Prompt:
Render every line of the listing below as an item in a numbered list, omitting any blank lines.

Bounding box entries
— start —

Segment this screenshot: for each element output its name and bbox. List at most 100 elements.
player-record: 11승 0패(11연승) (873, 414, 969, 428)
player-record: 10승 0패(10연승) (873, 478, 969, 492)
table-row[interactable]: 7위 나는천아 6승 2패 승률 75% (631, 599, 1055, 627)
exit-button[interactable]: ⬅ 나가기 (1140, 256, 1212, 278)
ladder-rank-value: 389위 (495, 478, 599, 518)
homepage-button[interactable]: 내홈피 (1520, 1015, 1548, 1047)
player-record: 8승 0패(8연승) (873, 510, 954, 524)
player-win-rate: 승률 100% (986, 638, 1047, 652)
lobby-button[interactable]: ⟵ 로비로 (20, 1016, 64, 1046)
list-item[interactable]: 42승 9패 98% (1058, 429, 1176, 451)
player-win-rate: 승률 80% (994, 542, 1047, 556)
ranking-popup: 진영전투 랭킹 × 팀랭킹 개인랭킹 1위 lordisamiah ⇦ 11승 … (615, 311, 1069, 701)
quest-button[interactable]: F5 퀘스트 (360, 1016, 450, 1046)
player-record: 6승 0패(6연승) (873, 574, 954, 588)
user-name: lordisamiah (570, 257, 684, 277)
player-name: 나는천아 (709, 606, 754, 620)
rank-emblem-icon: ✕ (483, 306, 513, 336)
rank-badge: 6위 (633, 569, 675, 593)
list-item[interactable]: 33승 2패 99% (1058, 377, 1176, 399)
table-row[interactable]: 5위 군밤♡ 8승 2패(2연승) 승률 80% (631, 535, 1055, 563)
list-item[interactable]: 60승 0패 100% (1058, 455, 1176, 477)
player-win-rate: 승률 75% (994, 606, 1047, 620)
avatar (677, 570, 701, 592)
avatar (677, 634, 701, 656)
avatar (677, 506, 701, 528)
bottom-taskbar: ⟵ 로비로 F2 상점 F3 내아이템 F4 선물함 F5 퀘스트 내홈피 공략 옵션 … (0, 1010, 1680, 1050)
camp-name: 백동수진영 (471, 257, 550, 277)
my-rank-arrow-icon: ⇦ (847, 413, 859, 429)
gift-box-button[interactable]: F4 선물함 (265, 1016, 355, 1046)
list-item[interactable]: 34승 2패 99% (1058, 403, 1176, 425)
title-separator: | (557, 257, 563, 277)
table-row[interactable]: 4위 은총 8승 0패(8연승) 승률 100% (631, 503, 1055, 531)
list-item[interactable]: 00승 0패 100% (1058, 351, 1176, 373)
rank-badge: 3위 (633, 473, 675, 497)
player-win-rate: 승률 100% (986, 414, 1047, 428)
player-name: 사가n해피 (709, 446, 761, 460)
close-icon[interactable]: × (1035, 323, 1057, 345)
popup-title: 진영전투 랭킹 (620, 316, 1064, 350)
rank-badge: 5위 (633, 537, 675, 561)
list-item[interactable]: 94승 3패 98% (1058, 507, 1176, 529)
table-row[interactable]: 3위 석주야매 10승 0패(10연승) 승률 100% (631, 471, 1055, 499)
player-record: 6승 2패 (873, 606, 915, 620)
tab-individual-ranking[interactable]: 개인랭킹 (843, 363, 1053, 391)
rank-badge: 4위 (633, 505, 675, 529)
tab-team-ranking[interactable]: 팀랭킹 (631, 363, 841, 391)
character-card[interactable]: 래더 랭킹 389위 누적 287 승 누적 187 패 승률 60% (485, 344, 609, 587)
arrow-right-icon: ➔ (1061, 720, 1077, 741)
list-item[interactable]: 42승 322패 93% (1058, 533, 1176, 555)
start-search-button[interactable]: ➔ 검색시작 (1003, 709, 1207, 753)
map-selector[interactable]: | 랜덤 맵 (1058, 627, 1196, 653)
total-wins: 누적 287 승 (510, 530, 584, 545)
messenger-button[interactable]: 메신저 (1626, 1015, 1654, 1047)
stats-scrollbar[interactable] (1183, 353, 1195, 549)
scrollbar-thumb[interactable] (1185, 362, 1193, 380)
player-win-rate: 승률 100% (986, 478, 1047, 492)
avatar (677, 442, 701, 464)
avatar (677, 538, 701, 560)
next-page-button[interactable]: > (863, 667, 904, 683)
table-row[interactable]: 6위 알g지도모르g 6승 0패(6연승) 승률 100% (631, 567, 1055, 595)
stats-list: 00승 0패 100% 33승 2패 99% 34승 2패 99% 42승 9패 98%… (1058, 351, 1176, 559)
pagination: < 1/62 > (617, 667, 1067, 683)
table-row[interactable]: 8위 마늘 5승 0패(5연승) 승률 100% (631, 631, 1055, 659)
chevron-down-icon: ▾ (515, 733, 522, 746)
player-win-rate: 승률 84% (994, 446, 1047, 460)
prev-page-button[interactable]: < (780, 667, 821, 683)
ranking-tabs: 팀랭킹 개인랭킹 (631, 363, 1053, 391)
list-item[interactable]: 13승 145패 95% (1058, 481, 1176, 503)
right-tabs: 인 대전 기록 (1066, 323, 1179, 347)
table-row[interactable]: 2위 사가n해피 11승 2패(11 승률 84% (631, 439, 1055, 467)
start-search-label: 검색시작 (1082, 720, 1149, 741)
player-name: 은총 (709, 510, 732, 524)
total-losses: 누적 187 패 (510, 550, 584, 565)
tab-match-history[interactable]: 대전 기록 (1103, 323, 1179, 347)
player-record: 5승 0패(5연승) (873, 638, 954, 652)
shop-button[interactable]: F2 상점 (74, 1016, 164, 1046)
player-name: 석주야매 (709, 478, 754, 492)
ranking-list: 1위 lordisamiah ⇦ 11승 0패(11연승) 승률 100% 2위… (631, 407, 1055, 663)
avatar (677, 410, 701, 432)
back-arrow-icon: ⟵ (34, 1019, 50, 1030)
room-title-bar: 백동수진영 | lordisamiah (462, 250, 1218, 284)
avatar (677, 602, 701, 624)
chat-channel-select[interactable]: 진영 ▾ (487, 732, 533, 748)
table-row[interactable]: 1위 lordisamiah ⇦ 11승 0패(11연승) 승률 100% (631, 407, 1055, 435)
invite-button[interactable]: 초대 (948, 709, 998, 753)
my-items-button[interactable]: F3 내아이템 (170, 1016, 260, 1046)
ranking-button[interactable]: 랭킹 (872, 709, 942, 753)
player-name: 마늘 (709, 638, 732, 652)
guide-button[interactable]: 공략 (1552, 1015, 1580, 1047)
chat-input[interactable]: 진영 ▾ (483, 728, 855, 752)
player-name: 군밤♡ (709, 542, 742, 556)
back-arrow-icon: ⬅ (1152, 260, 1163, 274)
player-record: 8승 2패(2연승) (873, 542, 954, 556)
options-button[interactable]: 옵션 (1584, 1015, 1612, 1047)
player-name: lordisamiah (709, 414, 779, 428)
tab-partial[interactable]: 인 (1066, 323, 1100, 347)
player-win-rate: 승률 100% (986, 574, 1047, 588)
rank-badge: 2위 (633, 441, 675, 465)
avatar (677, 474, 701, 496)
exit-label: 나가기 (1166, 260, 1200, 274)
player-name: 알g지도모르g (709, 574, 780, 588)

— end —

Reply:
1. Segment this screenshot: for each element output its name and bbox. List at most 100 elements.
2. player-record: 11승 0패(11연승) (873, 414, 969, 428)
3. player-record: 10승 0패(10연승) (873, 478, 969, 492)
4. table-row[interactable]: 7위 나는천아 6승 2패 승률 75% (631, 599, 1055, 627)
5. exit-button[interactable]: ⬅ 나가기 (1140, 256, 1212, 278)
6. ladder-rank-value: 389위 (495, 478, 599, 518)
7. homepage-button[interactable]: 내홈피 (1520, 1015, 1548, 1047)
8. player-record: 8승 0패(8연승) (873, 510, 954, 524)
9. player-win-rate: 승률 100% (986, 638, 1047, 652)
10. lobby-button[interactable]: ⟵ 로비로 (20, 1016, 64, 1046)
11. list-item[interactable]: 42승 9패 98% (1058, 429, 1176, 451)
12. player-win-rate: 승률 80% (994, 542, 1047, 556)
13. ranking-popup: 진영전투 랭킹 × 팀랭킹 개인랭킹 1위 lordisamiah ⇦ 11승 … (615, 311, 1069, 701)
14. quest-button[interactable]: F5 퀘스트 (360, 1016, 450, 1046)
15. player-record: 6승 0패(6연승) (873, 574, 954, 588)
16. user-name: lordisamiah (570, 257, 684, 277)
17. player-name: 나는천아 (709, 606, 754, 620)
18. rank-emblem-icon: ✕ (483, 306, 513, 336)
19. rank-badge: 6위 (633, 569, 675, 593)
20. list-item[interactable]: 33승 2패 99% (1058, 377, 1176, 399)
21. table-row[interactable]: 5위 군밤♡ 8승 2패(2연승) 승률 80% (631, 535, 1055, 563)
22. list-item[interactable]: 60승 0패 100% (1058, 455, 1176, 477)
23. player-win-rate: 승률 75% (994, 606, 1047, 620)
24. avatar (677, 570, 701, 592)
25. avatar (677, 634, 701, 656)
26. avatar (677, 506, 701, 528)
27. bottom-taskbar: ⟵ 로비로 F2 상점 F3 내아이템 F4 선물함 F5 퀘스트 내홈피 공략 옵션 … (0, 1010, 1680, 1050)
28. camp-name: 백동수진영 (471, 257, 550, 277)
29. my-rank-arrow-icon: ⇦ (847, 413, 859, 429)
30. gift-box-button[interactable]: F4 선물함 (265, 1016, 355, 1046)
31. list-item[interactable]: 34승 2패 99% (1058, 403, 1176, 425)
32. title-separator: | (557, 257, 563, 277)
33. table-row[interactable]: 4위 은총 8승 0패(8연승) 승률 100% (631, 503, 1055, 531)
34. list-item[interactable]: 00승 0패 100% (1058, 351, 1176, 373)
35. rank-badge: 3위 (633, 473, 675, 497)
36. player-win-rate: 승률 100% (986, 414, 1047, 428)
37. player-name: 사가n해피 (709, 446, 761, 460)
38. close-icon[interactable]: × (1035, 323, 1057, 345)
39. popup-title: 진영전투 랭킹 (620, 316, 1064, 350)
40. rank-badge: 5위 (633, 537, 675, 561)
41. list-item[interactable]: 94승 3패 98% (1058, 507, 1176, 529)
42. table-row[interactable]: 3위 석주야매 10승 0패(10연승) 승률 100% (631, 471, 1055, 499)
43. player-record: 6승 2패 (873, 606, 915, 620)
44. tab-individual-ranking[interactable]: 개인랭킹 (843, 363, 1053, 391)
45. rank-badge: 4위 (633, 505, 675, 529)
46. tab-team-ranking[interactable]: 팀랭킹 (631, 363, 841, 391)
47. character-card[interactable]: 래더 랭킹 389위 누적 287 승 누적 187 패 승률 60% (485, 344, 609, 587)
48. arrow-right-icon: ➔ (1061, 720, 1077, 741)
49. list-item[interactable]: 42승 322패 93% (1058, 533, 1176, 555)
50. start-search-button[interactable]: ➔ 검색시작 (1003, 709, 1207, 753)
51. map-selector[interactable]: | 랜덤 맵 (1058, 627, 1196, 653)
52. total-wins: 누적 287 승 (510, 530, 584, 545)
53. messenger-button[interactable]: 메신저 (1626, 1015, 1654, 1047)
54. stats-scrollbar[interactable] (1183, 353, 1195, 549)
55. scrollbar-thumb[interactable] (1185, 362, 1193, 380)
56. player-win-rate: 승률 100% (986, 478, 1047, 492)
57. avatar (677, 442, 701, 464)
58. avatar (677, 538, 701, 560)
59. next-page-button[interactable]: > (863, 667, 904, 683)
60. table-row[interactable]: 6위 알g지도모르g 6승 0패(6연승) 승률 100% (631, 567, 1055, 595)
61. stats-list: 00승 0패 100% 33승 2패 99% 34승 2패 99% 42승 9패 98%… (1058, 351, 1176, 559)
62. pagination: < 1/62 > (617, 667, 1067, 683)
63. table-row[interactable]: 8위 마늘 5승 0패(5연승) 승률 100% (631, 631, 1055, 659)
64. chevron-down-icon: ▾ (515, 733, 522, 746)
65. player-win-rate: 승률 84% (994, 446, 1047, 460)
66. prev-page-button[interactable]: < (780, 667, 821, 683)
67. ranking-tabs: 팀랭킹 개인랭킹 (631, 363, 1053, 391)
68. list-item[interactable]: 13승 145패 95% (1058, 481, 1176, 503)
69. right-tabs: 인 대전 기록 (1066, 323, 1179, 347)
70. table-row[interactable]: 2위 사가n해피 11승 2패(11 승률 84% (631, 439, 1055, 467)
71. start-search-label: 검색시작 (1082, 720, 1149, 741)
72. player-name: 은총 (709, 510, 732, 524)
73. total-losses: 누적 187 패 (510, 550, 584, 565)
74. tab-match-history[interactable]: 대전 기록 (1103, 323, 1179, 347)
75. player-record: 5승 0패(5연승) (873, 638, 954, 652)
76. shop-button[interactable]: F2 상점 (74, 1016, 164, 1046)
77. player-name: 석주야매 (709, 478, 754, 492)
78. ranking-list: 1위 lordisamiah ⇦ 11승 0패(11연승) 승률 100% 2위… (631, 407, 1055, 663)
79. avatar (677, 410, 701, 432)
80. back-arrow-icon: ⟵ (34, 1019, 50, 1030)
81. room-title-bar: 백동수진영 | lordisamiah (462, 250, 1218, 284)
82. avatar (677, 602, 701, 624)
83. chat-channel-select[interactable]: 진영 ▾ (487, 732, 533, 748)
84. table-row[interactable]: 1위 lordisamiah ⇦ 11승 0패(11연승) 승률 100% (631, 407, 1055, 435)
85. invite-button[interactable]: 초대 (948, 709, 998, 753)
86. my-items-button[interactable]: F3 내아이템 (170, 1016, 260, 1046)
87. ranking-button[interactable]: 랭킹 (872, 709, 942, 753)
88. player-name: 마늘 (709, 638, 732, 652)
89. guide-button[interactable]: 공략 (1552, 1015, 1580, 1047)
90. chat-input[interactable]: 진영 ▾ (483, 728, 855, 752)
91. player-name: 군밤♡ (709, 542, 742, 556)
92. back-arrow-icon: ⬅ (1152, 260, 1163, 274)
93. player-record: 8승 2패(2연승) (873, 542, 954, 556)
94. options-button[interactable]: 옵션 (1584, 1015, 1612, 1047)
95. player-name: lordisamiah (709, 414, 779, 428)
96. tab-partial[interactable]: 인 (1066, 323, 1100, 347)
97. player-win-rate: 승률 100% (986, 574, 1047, 588)
98. rank-badge: 2위 (633, 441, 675, 465)
99. avatar (677, 474, 701, 496)
100. exit-label: 나가기 (1166, 260, 1200, 274)
101. player-name: 알g지도모르g (709, 574, 780, 588)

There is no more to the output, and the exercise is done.